— Start —

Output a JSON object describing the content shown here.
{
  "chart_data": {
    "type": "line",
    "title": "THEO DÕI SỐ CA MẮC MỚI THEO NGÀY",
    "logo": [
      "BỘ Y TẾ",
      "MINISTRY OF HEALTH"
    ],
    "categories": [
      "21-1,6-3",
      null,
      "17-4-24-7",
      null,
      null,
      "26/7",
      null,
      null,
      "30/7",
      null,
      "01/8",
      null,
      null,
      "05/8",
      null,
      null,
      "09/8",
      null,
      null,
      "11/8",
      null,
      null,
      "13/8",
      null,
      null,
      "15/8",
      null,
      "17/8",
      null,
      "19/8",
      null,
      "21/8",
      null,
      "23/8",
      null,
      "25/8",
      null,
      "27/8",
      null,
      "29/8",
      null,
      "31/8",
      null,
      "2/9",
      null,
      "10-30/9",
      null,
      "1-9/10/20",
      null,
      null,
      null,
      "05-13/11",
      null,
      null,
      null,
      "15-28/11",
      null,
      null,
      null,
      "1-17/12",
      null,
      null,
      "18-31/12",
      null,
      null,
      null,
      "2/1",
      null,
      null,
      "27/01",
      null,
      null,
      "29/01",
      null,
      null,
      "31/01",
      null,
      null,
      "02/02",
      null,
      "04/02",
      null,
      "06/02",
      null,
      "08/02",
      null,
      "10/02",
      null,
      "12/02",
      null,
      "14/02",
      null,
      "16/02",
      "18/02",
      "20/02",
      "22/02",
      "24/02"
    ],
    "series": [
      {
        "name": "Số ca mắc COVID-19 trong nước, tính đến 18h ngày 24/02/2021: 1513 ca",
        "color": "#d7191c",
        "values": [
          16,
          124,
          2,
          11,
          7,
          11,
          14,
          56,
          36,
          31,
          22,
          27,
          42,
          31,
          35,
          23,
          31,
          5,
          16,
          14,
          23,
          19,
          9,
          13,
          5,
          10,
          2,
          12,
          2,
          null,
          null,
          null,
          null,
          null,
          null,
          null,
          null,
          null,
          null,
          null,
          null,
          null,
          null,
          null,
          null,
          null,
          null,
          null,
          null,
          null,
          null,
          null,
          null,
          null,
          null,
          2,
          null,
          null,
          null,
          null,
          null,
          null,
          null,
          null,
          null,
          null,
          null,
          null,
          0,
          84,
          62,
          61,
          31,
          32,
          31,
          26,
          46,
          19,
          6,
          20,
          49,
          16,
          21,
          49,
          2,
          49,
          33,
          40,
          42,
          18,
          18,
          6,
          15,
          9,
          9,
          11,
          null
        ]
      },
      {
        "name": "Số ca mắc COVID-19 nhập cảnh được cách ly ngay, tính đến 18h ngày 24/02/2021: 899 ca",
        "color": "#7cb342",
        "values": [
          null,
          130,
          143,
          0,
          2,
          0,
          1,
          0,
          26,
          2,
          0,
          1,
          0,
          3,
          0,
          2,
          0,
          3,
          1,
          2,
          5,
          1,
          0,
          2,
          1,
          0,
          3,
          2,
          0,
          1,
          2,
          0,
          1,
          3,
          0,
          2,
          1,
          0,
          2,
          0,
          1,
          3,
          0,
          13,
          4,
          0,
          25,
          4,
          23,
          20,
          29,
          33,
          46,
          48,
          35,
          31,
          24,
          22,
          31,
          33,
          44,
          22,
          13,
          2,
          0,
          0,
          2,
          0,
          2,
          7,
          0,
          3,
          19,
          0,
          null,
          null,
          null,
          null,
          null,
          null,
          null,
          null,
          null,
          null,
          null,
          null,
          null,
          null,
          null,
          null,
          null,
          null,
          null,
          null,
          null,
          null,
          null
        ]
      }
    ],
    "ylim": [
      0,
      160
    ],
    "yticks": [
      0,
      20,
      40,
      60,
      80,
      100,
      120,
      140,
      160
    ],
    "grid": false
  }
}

— End —

TASK TO COMPLETE. Pull out all lines of the data with the string "tính".

OUTPUT FOR THIS TASK.
        "name": "Số ca mắc COVID-19 trong nước, tính đến 18h ngày 24/02/2021: 1513 ca",
        "name": "Số ca mắc COVID-19 nhập cảnh được cách ly ngay, tính đến 18h ngày 24/02/2021: 899 ca",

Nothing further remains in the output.